* Requirements
Treat the line containing "Read this page and output its text content." as the first line and the final line of the material below as the last; reproduce that range exactly.

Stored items
— start —

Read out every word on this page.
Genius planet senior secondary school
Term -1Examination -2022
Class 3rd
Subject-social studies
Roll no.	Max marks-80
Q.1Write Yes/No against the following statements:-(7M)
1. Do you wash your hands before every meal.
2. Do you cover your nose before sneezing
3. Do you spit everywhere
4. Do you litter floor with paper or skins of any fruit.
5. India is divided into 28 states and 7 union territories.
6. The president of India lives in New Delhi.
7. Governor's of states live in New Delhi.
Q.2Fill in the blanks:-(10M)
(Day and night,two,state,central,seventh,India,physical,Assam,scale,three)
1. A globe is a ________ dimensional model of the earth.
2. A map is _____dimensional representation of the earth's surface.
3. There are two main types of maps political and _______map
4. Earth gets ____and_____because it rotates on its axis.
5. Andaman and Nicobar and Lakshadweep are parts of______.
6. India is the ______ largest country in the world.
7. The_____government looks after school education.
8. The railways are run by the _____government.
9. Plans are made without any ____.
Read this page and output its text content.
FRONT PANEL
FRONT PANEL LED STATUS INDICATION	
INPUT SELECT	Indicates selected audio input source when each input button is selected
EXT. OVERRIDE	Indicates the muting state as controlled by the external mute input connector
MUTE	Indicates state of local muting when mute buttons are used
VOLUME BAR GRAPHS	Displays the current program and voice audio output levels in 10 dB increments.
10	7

— end —

* Result
Read this page and output its text content.
FRONT PANEL
FRONT PANEL LED STATUS INDICATION	
INPUT SELECT	Indicates selected audio input source when each input button is selected
EXT. OVERRIDE	Indicates the muting state as controlled by the external mute input connector
MUTE	Indicates state of local muting when mute buttons are used
VOLUME BAR GRAPHS	Displays the current program and voice audio output levels in 10 dB increments.
10	7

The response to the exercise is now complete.